>>

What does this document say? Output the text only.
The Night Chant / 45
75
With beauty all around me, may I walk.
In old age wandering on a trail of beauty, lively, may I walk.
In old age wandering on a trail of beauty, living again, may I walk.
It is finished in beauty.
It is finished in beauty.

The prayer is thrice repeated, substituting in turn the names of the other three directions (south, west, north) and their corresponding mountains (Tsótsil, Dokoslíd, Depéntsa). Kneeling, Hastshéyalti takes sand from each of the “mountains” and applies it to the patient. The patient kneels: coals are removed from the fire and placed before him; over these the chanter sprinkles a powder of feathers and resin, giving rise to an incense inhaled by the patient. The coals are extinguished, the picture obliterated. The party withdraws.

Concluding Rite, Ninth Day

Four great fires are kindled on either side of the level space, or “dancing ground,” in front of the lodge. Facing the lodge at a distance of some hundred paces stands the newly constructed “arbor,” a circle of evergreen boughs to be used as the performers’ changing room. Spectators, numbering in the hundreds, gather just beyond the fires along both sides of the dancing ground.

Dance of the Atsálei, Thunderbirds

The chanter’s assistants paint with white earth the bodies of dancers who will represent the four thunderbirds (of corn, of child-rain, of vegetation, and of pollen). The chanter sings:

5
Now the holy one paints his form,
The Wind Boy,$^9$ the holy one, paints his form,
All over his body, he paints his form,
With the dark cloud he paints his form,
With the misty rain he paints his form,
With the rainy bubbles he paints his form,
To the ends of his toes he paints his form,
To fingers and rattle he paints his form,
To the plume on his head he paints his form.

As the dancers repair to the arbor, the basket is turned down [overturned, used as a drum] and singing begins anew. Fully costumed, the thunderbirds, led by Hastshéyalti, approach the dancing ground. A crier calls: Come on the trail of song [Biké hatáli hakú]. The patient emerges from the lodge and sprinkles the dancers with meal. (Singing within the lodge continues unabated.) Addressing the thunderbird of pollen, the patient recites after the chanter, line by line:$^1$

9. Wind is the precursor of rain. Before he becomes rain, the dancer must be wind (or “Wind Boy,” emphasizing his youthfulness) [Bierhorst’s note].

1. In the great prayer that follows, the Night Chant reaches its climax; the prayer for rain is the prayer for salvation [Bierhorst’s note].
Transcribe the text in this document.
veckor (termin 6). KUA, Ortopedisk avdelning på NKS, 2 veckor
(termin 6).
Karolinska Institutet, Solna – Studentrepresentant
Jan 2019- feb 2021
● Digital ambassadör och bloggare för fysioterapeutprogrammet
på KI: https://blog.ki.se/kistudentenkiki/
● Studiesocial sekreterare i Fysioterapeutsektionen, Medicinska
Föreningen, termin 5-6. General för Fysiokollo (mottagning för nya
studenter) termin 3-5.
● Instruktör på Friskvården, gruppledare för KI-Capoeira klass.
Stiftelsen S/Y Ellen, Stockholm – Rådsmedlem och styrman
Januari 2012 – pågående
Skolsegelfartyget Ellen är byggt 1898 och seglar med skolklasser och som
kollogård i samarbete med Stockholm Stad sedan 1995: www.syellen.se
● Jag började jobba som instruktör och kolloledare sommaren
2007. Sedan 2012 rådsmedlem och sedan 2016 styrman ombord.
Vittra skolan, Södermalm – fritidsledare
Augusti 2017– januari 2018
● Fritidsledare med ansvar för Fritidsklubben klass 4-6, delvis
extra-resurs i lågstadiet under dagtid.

<<

EXERCISE:
Print the complete listing again, exactly as it stands.

REPLY:
What does this document say? Output the text only.
The Night Chant / 45
75
With beauty all around me, may I walk.
In old age wandering on a trail of beauty, lively, may I walk.
In old age wandering on a trail of beauty, living again, may I walk.
It is finished in beauty.
It is finished in beauty.

The prayer is thrice repeated, substituting in turn the names of the other three directions (south, west, north) and their corresponding mountains (Tsótsil, Dokoslíd, Depéntsa). Kneeling, Hastshéyalti takes sand from each of the “mountains” and applies it to the patient. The patient kneels: coals are removed from the fire and placed before him; over these the chanter sprinkles a powder of feathers and resin, giving rise to an incense inhaled by the patient. The coals are extinguished, the picture obliterated. The party withdraws.

Concluding Rite, Ninth Day

Four great fires are kindled on either side of the level space, or “dancing ground,” in front of the lodge. Facing the lodge at a distance of some hundred paces stands the newly constructed “arbor,” a circle of evergreen boughs to be used as the performers’ changing room. Spectators, numbering in the hundreds, gather just beyond the fires along both sides of the dancing ground.

Dance of the Atsálei, Thunderbirds

The chanter’s assistants paint with white earth the bodies of dancers who will represent the four thunderbirds (of corn, of child-rain, of vegetation, and of pollen). The chanter sings:

5
Now the holy one paints his form,
The Wind Boy,$^9$ the holy one, paints his form,
All over his body, he paints his form,
With the dark cloud he paints his form,
With the misty rain he paints his form,
With the rainy bubbles he paints his form,
To the ends of his toes he paints his form,
To fingers and rattle he paints his form,
To the plume on his head he paints his form.

As the dancers repair to the arbor, the basket is turned down [overturned, used as a drum] and singing begins anew. Fully costumed, the thunderbirds, led by Hastshéyalti, approach the dancing ground. A crier calls: Come on the trail of song [Biké hatáli hakú]. The patient emerges from the lodge and sprinkles the dancers with meal. (Singing within the lodge continues unabated.) Addressing the thunderbird of pollen, the patient recites after the chanter, line by line:$^1$

9. Wind is the precursor of rain. Before he becomes rain, the dancer must be wind (or “Wind Boy,” emphasizing his youthfulness) [Bierhorst’s note].

1. In the great prayer that follows, the Night Chant reaches its climax; the prayer for rain is the prayer for salvation [Bierhorst’s note].
Transcribe the text in this document.
veckor (termin 6). KUA, Ortopedisk avdelning på NKS, 2 veckor
(termin 6).
Karolinska Institutet, Solna – Studentrepresentant
Jan 2019- feb 2021
● Digital ambassadör och bloggare för fysioterapeutprogrammet
på KI: https://blog.ki.se/kistudentenkiki/
● Studiesocial sekreterare i Fysioterapeutsektionen, Medicinska
Föreningen, termin 5-6. General för Fysiokollo (mottagning för nya
studenter) termin 3-5.
● Instruktör på Friskvården, gruppledare för KI-Capoeira klass.
Stiftelsen S/Y Ellen, Stockholm – Rådsmedlem och styrman
Januari 2012 – pågående
Skolsegelfartyget Ellen är byggt 1898 och seglar med skolklasser och som
kollogård i samarbete med Stockholm Stad sedan 1995: www.syellen.se
● Jag började jobba som instruktör och kolloledare sommaren
2007. Sedan 2012 rådsmedlem och sedan 2016 styrman ombord.
Vittra skolan, Södermalm – fritidsledare
Augusti 2017– januari 2018
● Fritidsledare med ansvar för Fritidsklubben klass 4-6, delvis
extra-resurs i lågstadiet under dagtid.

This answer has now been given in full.